Extracted data entries:
-- Start --

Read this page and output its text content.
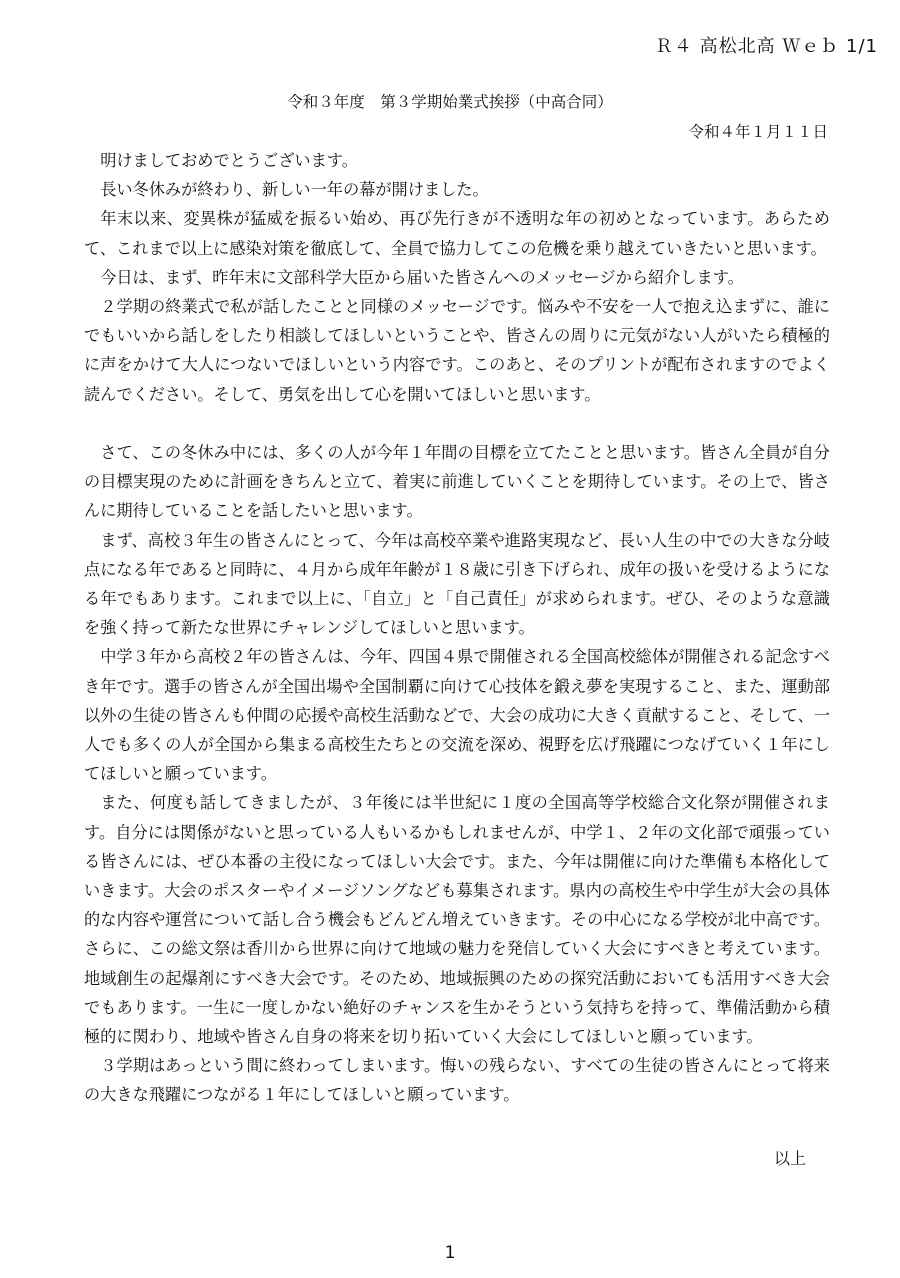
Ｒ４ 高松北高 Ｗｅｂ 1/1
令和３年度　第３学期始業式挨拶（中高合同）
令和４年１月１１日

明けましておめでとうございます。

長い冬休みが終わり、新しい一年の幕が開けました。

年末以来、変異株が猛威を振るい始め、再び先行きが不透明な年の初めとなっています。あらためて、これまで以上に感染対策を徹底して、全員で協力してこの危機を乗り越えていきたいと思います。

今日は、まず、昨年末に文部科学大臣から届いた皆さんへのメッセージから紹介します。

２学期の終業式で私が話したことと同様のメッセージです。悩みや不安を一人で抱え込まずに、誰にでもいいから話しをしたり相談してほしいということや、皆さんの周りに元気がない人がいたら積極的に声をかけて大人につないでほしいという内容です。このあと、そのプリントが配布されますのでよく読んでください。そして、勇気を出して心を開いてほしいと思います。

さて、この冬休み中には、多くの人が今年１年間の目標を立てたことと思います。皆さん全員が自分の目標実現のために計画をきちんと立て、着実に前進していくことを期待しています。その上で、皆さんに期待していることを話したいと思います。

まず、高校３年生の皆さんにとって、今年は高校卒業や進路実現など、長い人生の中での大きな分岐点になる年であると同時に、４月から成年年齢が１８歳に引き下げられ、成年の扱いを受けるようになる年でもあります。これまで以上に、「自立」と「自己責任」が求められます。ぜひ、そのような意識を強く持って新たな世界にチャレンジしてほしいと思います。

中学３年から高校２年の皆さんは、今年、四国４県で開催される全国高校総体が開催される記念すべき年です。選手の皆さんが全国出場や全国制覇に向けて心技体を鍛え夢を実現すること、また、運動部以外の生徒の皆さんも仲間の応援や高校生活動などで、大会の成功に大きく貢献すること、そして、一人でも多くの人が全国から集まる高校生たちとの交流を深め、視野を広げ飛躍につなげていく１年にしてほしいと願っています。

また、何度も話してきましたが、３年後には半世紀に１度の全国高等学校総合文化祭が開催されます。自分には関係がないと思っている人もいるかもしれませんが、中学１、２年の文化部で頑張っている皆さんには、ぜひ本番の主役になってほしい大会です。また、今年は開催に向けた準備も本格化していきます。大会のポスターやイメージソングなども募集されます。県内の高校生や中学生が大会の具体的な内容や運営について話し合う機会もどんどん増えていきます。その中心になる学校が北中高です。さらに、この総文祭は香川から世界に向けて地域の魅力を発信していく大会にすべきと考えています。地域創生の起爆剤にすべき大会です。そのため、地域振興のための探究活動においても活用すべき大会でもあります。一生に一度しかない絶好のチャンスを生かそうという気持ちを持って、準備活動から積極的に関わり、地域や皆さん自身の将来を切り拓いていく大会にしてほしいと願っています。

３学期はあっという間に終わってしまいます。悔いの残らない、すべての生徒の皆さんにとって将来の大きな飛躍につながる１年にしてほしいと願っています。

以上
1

-- End --

> [PROBLEM TO SOLVE]: Give the data above again in full and unchanged, skipping the pictures.

> [RESULT OF THIS EXERCISE]:
Read this page and output its text content.
Ｒ４ 高松北高 Ｗｅｂ 1/1
令和３年度　第３学期始業式挨拶（中高合同）
令和４年１月１１日

明けましておめでとうございます。

長い冬休みが終わり、新しい一年の幕が開けました。

年末以来、変異株が猛威を振るい始め、再び先行きが不透明な年の初めとなっています。あらためて、これまで以上に感染対策を徹底して、全員で協力してこの危機を乗り越えていきたいと思います。

今日は、まず、昨年末に文部科学大臣から届いた皆さんへのメッセージから紹介します。

２学期の終業式で私が話したことと同様のメッセージです。悩みや不安を一人で抱え込まずに、誰にでもいいから話しをしたり相談してほしいということや、皆さんの周りに元気がない人がいたら積極的に声をかけて大人につないでほしいという内容です。このあと、そのプリントが配布されますのでよく読んでください。そして、勇気を出して心を開いてほしいと思います。

さて、この冬休み中には、多くの人が今年１年間の目標を立てたことと思います。皆さん全員が自分の目標実現のために計画をきちんと立て、着実に前進していくことを期待しています。その上で、皆さんに期待していることを話したいと思います。

まず、高校３年生の皆さんにとって、今年は高校卒業や進路実現など、長い人生の中での大きな分岐点になる年であると同時に、４月から成年年齢が１８歳に引き下げられ、成年の扱いを受けるようになる年でもあります。これまで以上に、「自立」と「自己責任」が求められます。ぜひ、そのような意識を強く持って新たな世界にチャレンジしてほしいと思います。

中学３年から高校２年の皆さんは、今年、四国４県で開催される全国高校総体が開催される記念すべき年です。選手の皆さんが全国出場や全国制覇に向けて心技体を鍛え夢を実現すること、また、運動部以外の生徒の皆さんも仲間の応援や高校生活動などで、大会の成功に大きく貢献すること、そして、一人でも多くの人が全国から集まる高校生たちとの交流を深め、視野を広げ飛躍につなげていく１年にしてほしいと願っています。

また、何度も話してきましたが、３年後には半世紀に１度の全国高等学校総合文化祭が開催されます。自分には関係がないと思っている人もいるかもしれませんが、中学１、２年の文化部で頑張っている皆さんには、ぜひ本番の主役になってほしい大会です。また、今年は開催に向けた準備も本格化していきます。大会のポスターやイメージソングなども募集されます。県内の高校生や中学生が大会の具体的な内容や運営について話し合う機会もどんどん増えていきます。その中心になる学校が北中高です。さらに、この総文祭は香川から世界に向けて地域の魅力を発信していく大会にすべきと考えています。地域創生の起爆剤にすべき大会です。そのため、地域振興のための探究活動においても活用すべき大会でもあります。一生に一度しかない絶好のチャンスを生かそうという気持ちを持って、準備活動から積極的に関わり、地域や皆さん自身の将来を切り拓いていく大会にしてほしいと願っています。

３学期はあっという間に終わってしまいます。悔いの残らない、すべての生徒の皆さんにとって将来の大きな飛躍につながる１年にしてほしいと願っています。

以上
1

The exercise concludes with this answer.